__SHORT TASK__: How many lines of the data include the string "that"? State the number and nothing else.

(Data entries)
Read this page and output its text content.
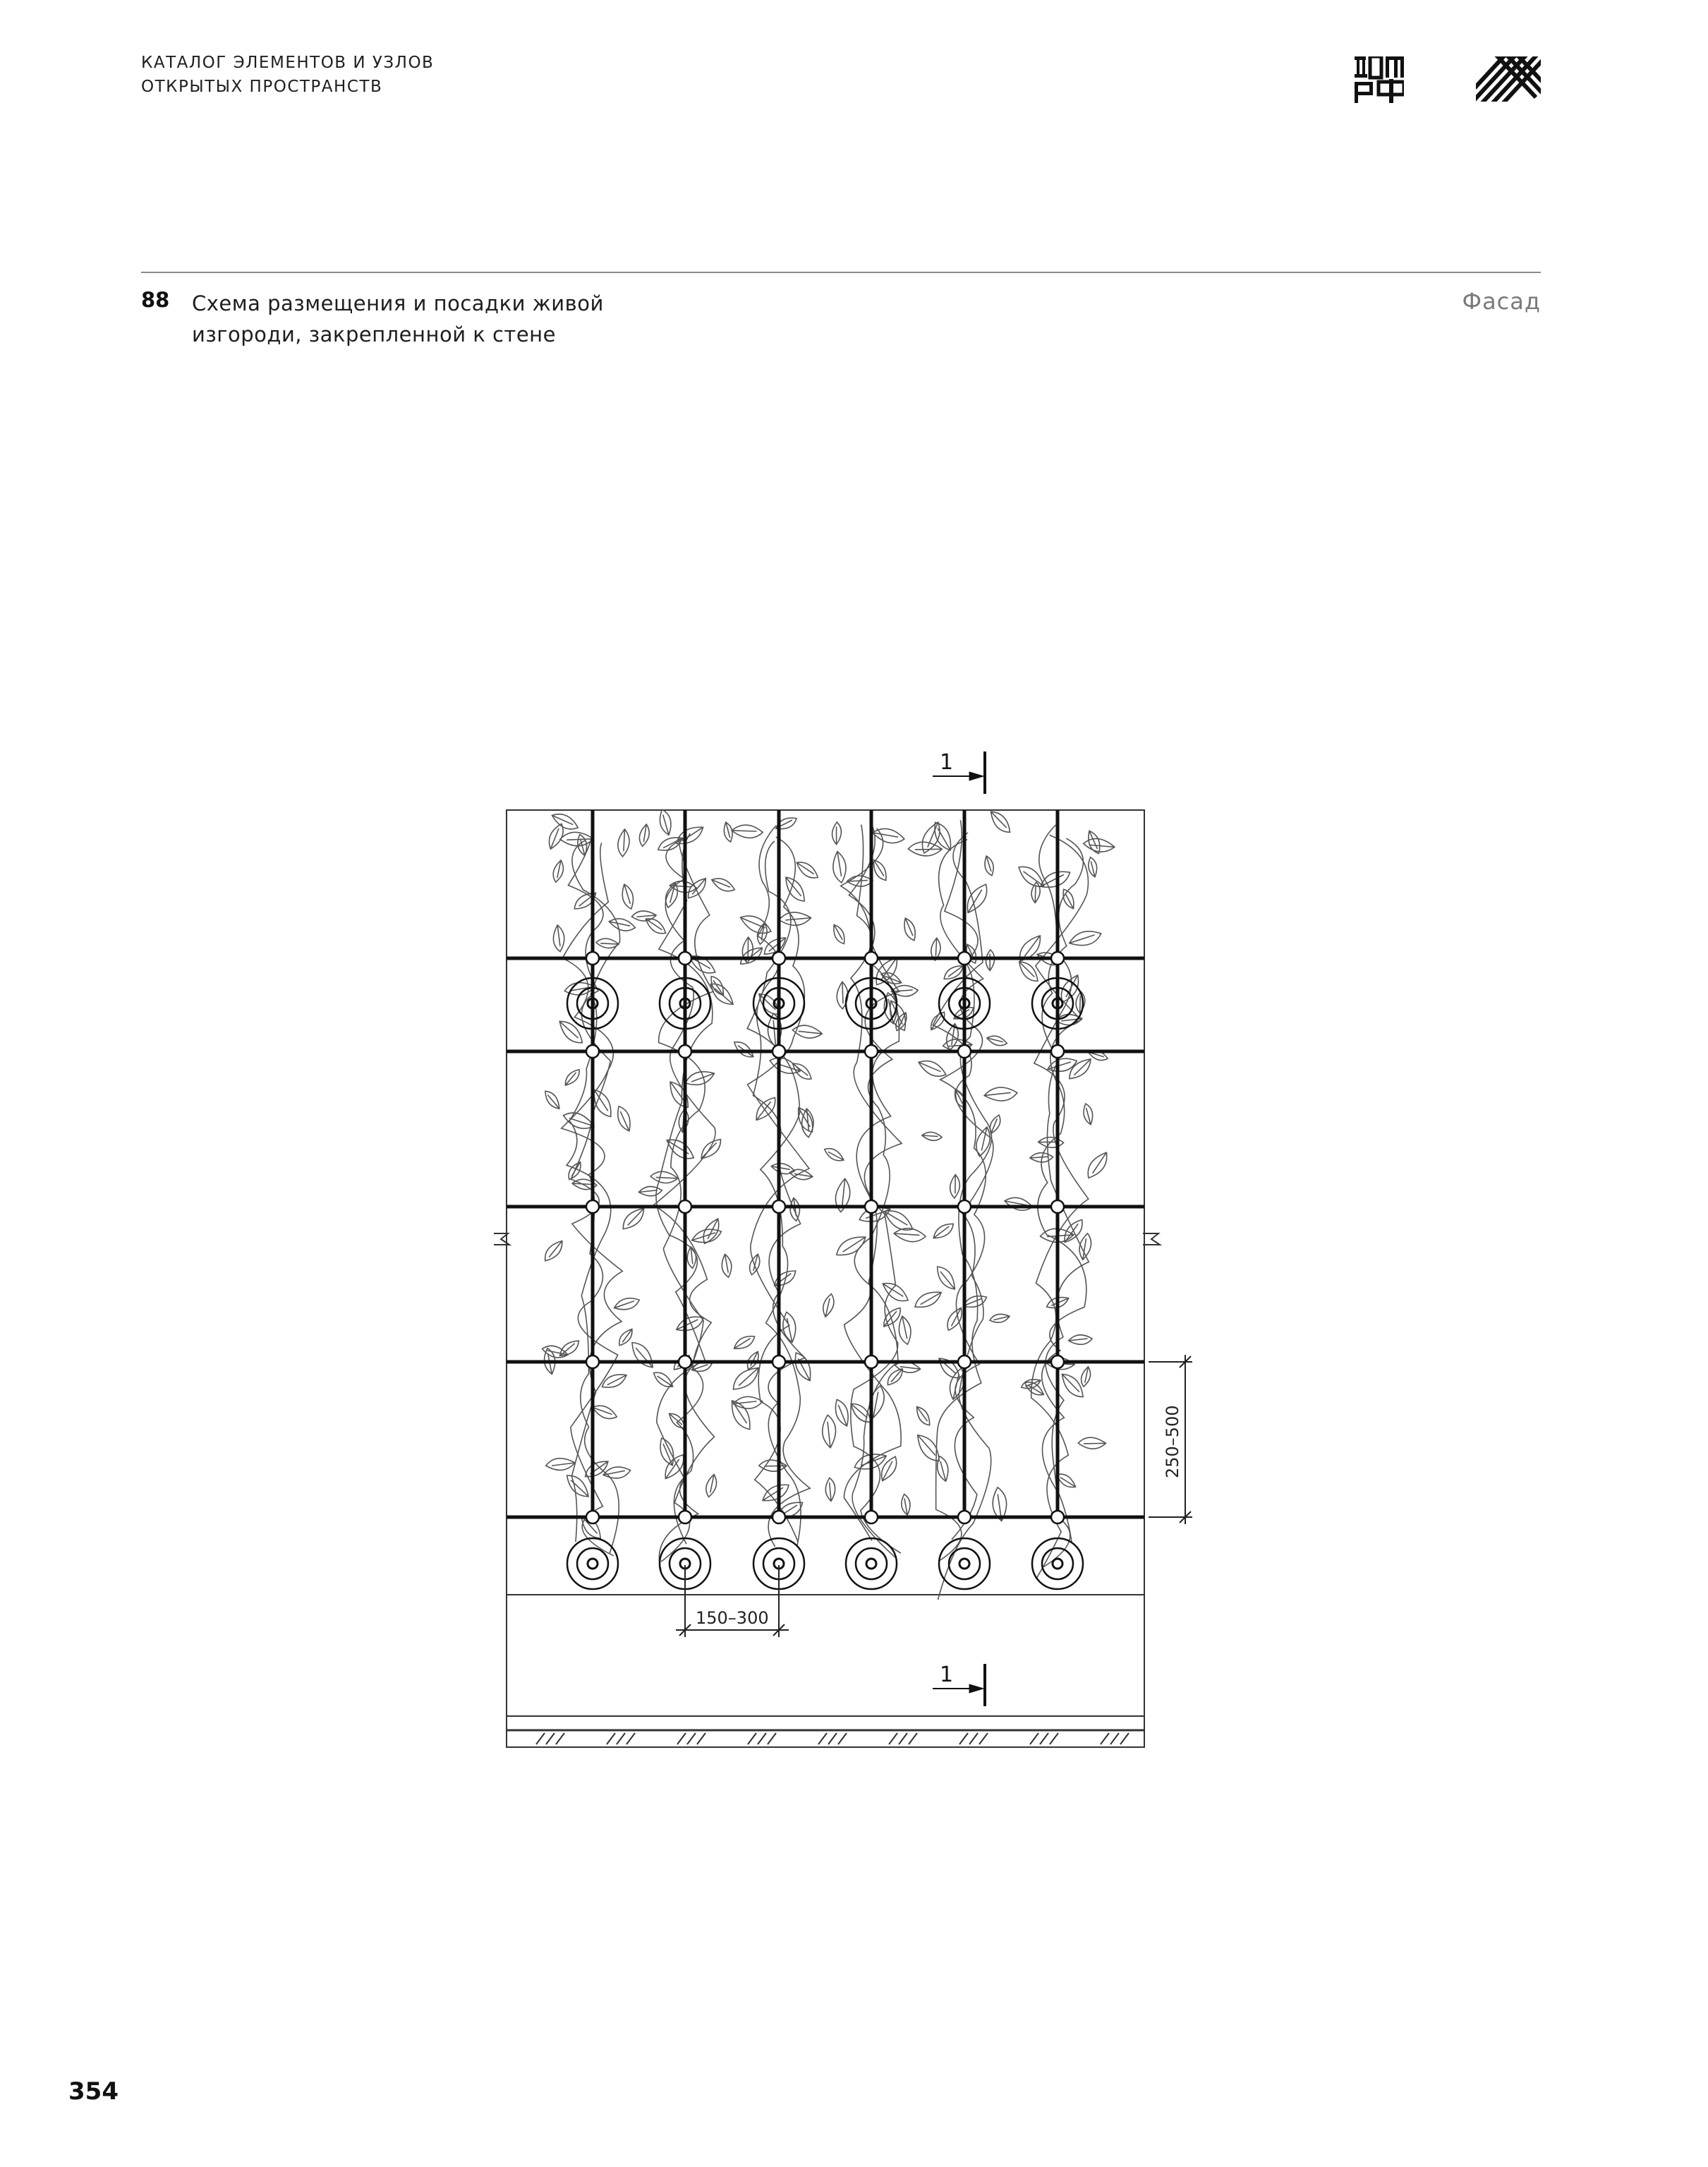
КАТАЛОГ ЭЛЕМЕНТОВ И УЗЛОВ
ОТКРЫТЫХ ПРОСТРАНСТВ
88 Схема размещения и посадки живой
изгороди, закрепленной к стене
Фасад
1
1
250–500
150–300
354
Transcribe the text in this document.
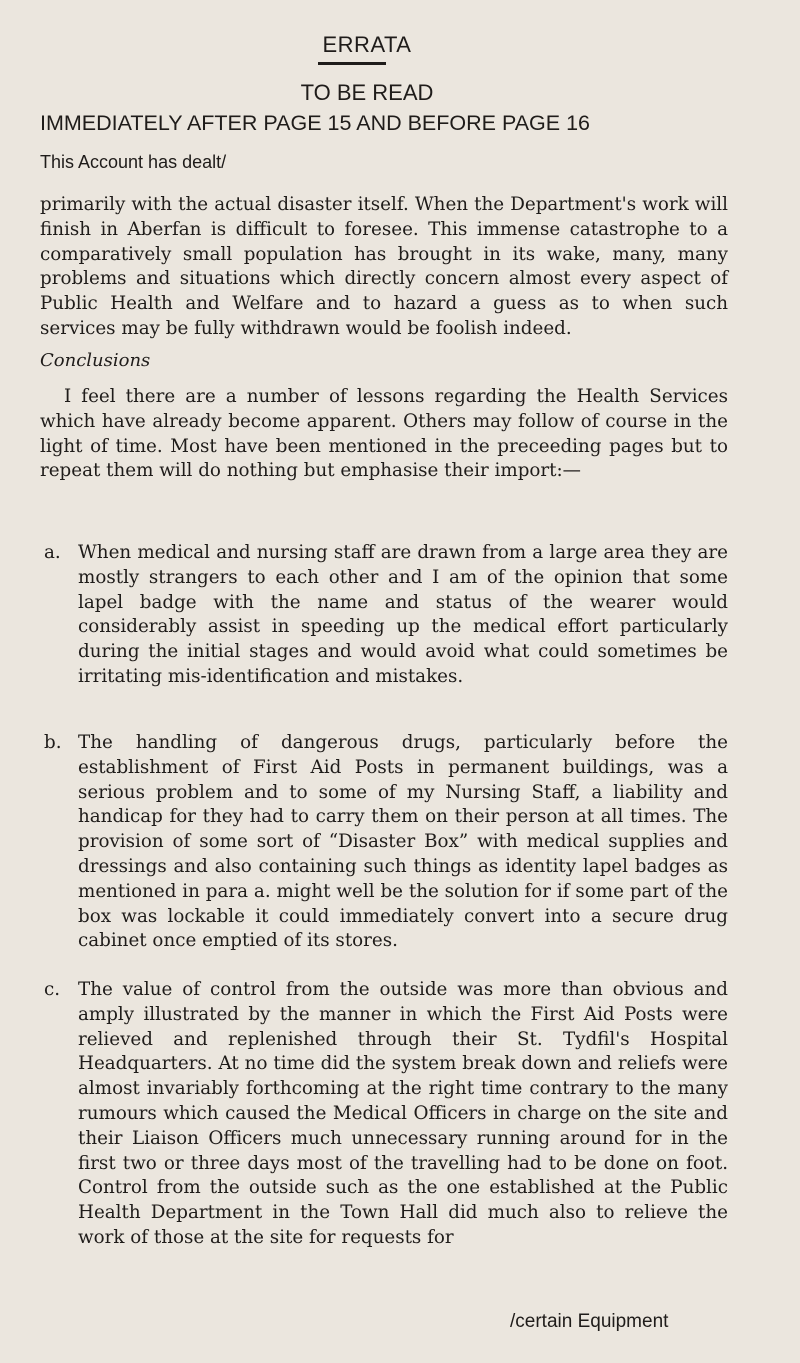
ERRATA
TO BE READ
IMMEDIATELY AFTER PAGE 15 AND BEFORE PAGE 16
This Account has dealt/
primarily with the actual disaster itself. When the Department's work will finish in Aberfan is difficult to foresee. This immense catastrophe to a comparatively small population has brought in its wake, many, many problems and situations which directly concern almost every aspect of Public Health and Welfare and to hazard a guess as to when such services may be fully withdrawn would be foolish indeed.
Conclusions
I feel there are a number of lessons regarding the Health Services which have already become apparent. Others may follow of course in the light of time. Most have been mentioned in the preceeding pages but to repeat them will do nothing but emphasise their import:—
a. When medical and nursing staff are drawn from a large area they are mostly strangers to each other and I am of the opinion that some lapel badge with the name and status of the wearer would considerably assist in speeding up the medical effort particularly during the initial stages and would avoid what could sometimes be irritating mis-identification and mistakes.
b. The handling of dangerous drugs, particularly before the establishment of First Aid Posts in permanent buildings, was a serious problem and to some of my Nursing Staff, a liability and handicap for they had to carry them on their person at all times. The provision of some sort of “Disaster Box” with medical supplies and dressings and also containing such things as identity lapel badges as mentioned in para a. might well be the solution for if some part of the box was lockable it could immediately convert into a secure drug cabinet once emptied of its stores.
c. The value of control from the outside was more than obvious and amply illustrated by the manner in which the First Aid Posts were relieved and replenished through their St. Tydfil's Hospital Headquarters. At no time did the system break down and reliefs were almost invariably forthcoming at the right time contrary to the many rumours which caused the Medical Officers in charge on the site and their Liaison Officers much unnecessary running around for in the first two or three days most of the travelling had to be done on foot. Control from the outside such as the one established at the Public Health Department in the Town Hall did much also to relieve the work of those at the site for requests for
/certain Equipment
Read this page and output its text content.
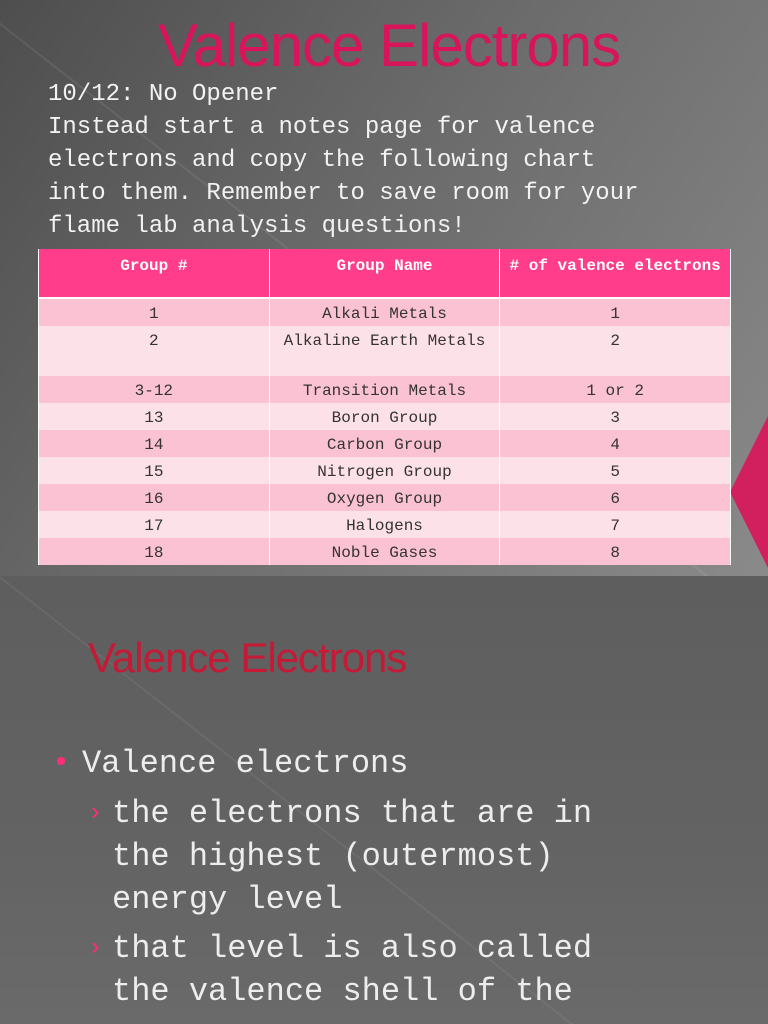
Valence Electrons
10/12: No Opener
Instead start a notes page for valence
electrons and copy the following chart
into them. Remember to save room for your
flame lab analysis questions!
Group #	Group Name	# of valence electrons
1	Alkali Metals	1
2	Alkaline Earth Metals	2
3-12	Transition Metals	1 or 2
13	Boron Group	3
14	Carbon Group	4
15	Nitrogen Group	5
16	Oxygen Group	6
17	Halogens	7
18	Noble Gases	8
Valence Electrons
• Valence electrons
› the electrons that are in
the highest (outermost)
energy level
› that level is also called
the valence shell of the
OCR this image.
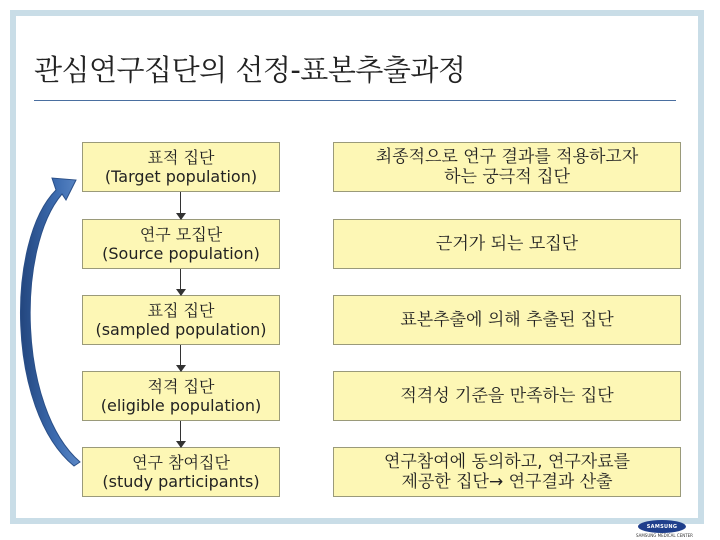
관심연구집단의 선정-표본추출과정
표적 집단
(Target population)
연구 모집단
(Source population)
표집 집단
(sampled population)
적격 집단
(eligible population)
연구 참여집단
(study participants)
최종적으로 연구 결과를 적용하고자
하는 궁극적 집단
근거가 되는 모집단
표본추출에 의해 추출된 집단
적격성 기준을 만족하는 집단
연구참여에 동의하고, 연구자료를
제공한 집단→ 연구결과 산출
SAMSUNG
SAMSUNG MEDICAL CENTER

__SOLVED EXERCISE__: 3